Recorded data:
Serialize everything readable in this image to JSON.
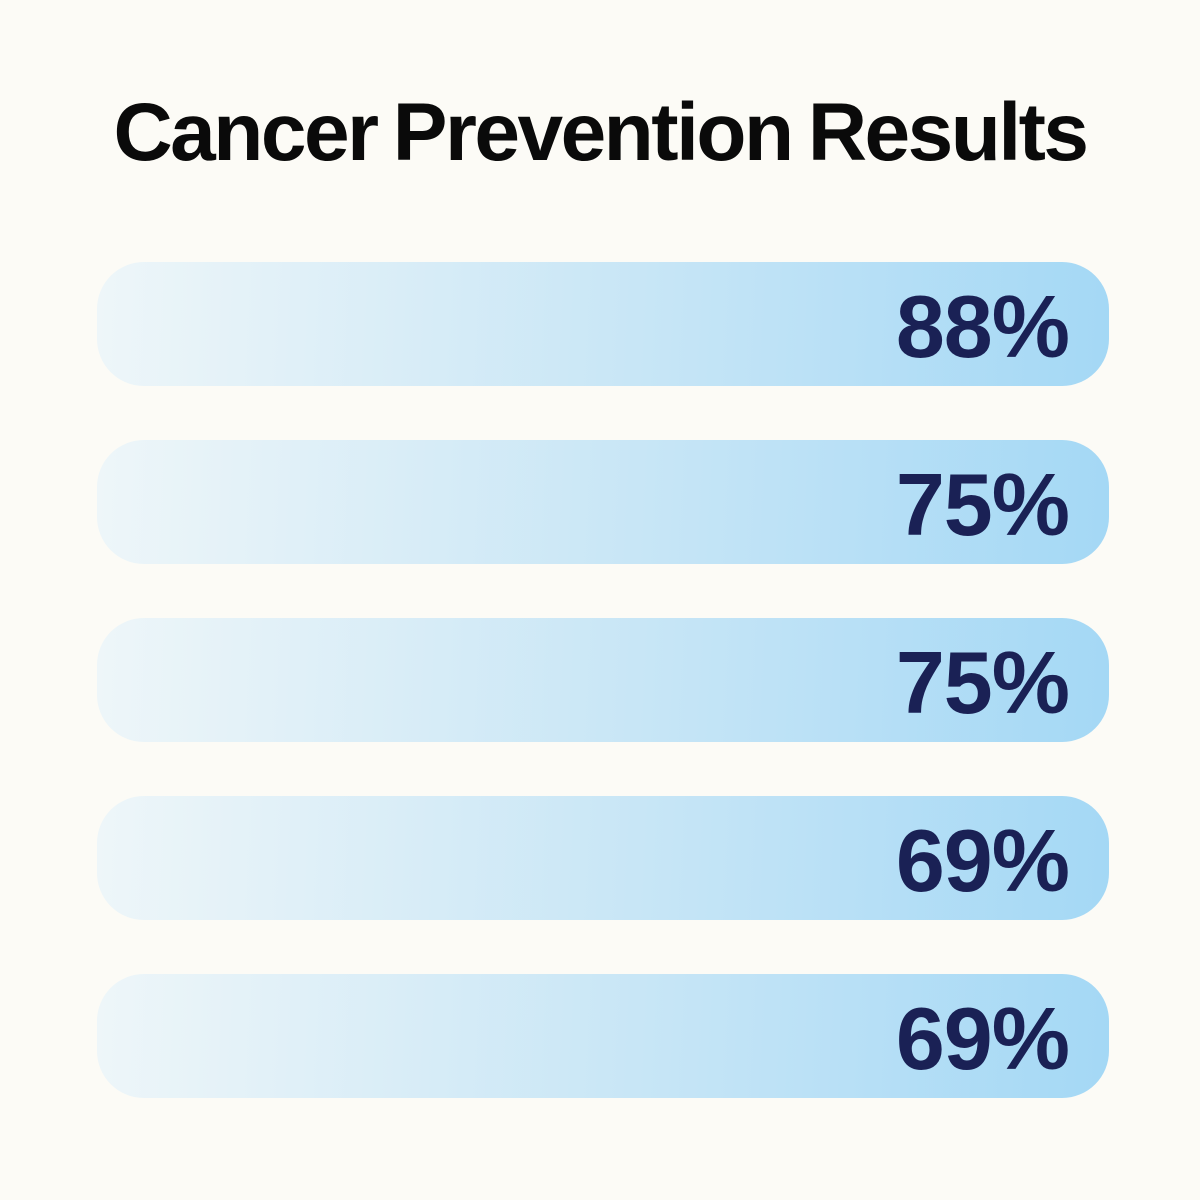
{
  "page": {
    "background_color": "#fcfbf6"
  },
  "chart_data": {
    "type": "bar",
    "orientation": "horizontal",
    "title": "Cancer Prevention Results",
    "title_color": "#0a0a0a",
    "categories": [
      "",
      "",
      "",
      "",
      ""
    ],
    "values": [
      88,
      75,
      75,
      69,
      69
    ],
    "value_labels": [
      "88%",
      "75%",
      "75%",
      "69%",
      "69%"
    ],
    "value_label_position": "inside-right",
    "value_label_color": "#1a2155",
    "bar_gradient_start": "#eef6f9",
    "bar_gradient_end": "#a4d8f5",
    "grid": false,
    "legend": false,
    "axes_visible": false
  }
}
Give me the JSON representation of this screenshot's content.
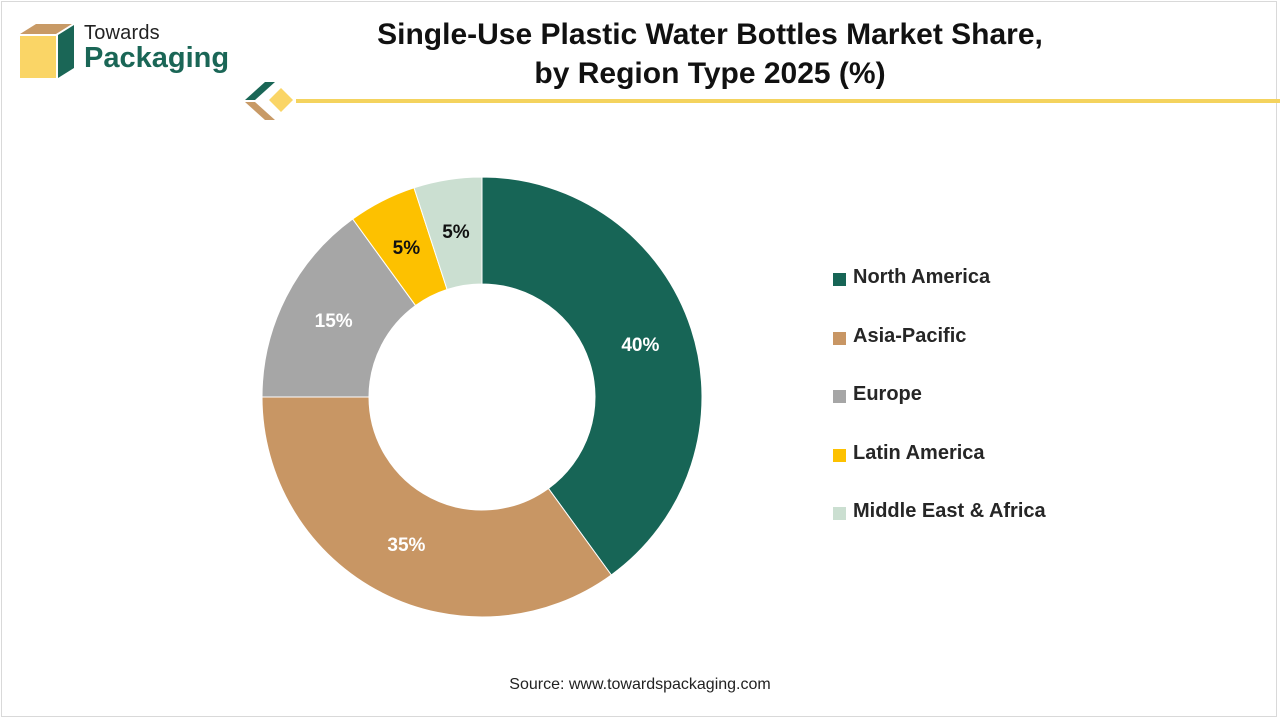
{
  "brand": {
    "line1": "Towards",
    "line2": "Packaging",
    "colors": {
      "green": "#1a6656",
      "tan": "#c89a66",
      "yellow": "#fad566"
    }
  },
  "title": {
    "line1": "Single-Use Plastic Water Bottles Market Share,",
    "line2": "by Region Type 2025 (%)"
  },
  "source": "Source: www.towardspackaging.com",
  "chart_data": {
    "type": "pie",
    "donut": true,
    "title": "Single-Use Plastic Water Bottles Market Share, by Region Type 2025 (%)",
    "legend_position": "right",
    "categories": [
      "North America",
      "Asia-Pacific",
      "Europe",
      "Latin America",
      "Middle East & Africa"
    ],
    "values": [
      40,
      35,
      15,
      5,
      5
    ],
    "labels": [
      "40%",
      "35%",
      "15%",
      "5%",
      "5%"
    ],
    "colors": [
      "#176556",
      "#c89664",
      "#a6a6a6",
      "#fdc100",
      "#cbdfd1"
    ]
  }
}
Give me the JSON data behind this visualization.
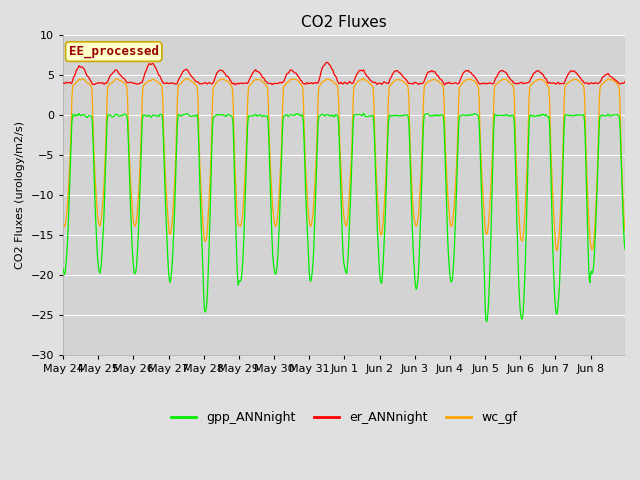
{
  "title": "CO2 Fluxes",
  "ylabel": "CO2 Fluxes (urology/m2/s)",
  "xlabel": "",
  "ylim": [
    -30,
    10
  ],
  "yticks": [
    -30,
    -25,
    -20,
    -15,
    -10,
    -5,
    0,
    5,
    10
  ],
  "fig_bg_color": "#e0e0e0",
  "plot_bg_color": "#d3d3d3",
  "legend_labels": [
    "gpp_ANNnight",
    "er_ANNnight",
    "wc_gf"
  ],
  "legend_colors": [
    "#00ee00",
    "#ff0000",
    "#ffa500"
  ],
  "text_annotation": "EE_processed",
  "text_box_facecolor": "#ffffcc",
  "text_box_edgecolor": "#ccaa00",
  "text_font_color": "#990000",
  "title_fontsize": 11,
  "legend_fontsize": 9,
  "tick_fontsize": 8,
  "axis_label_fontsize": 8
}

• The problem: How many lines in the listing above contain "this"? Answer with the number alone.

• Task answer: 3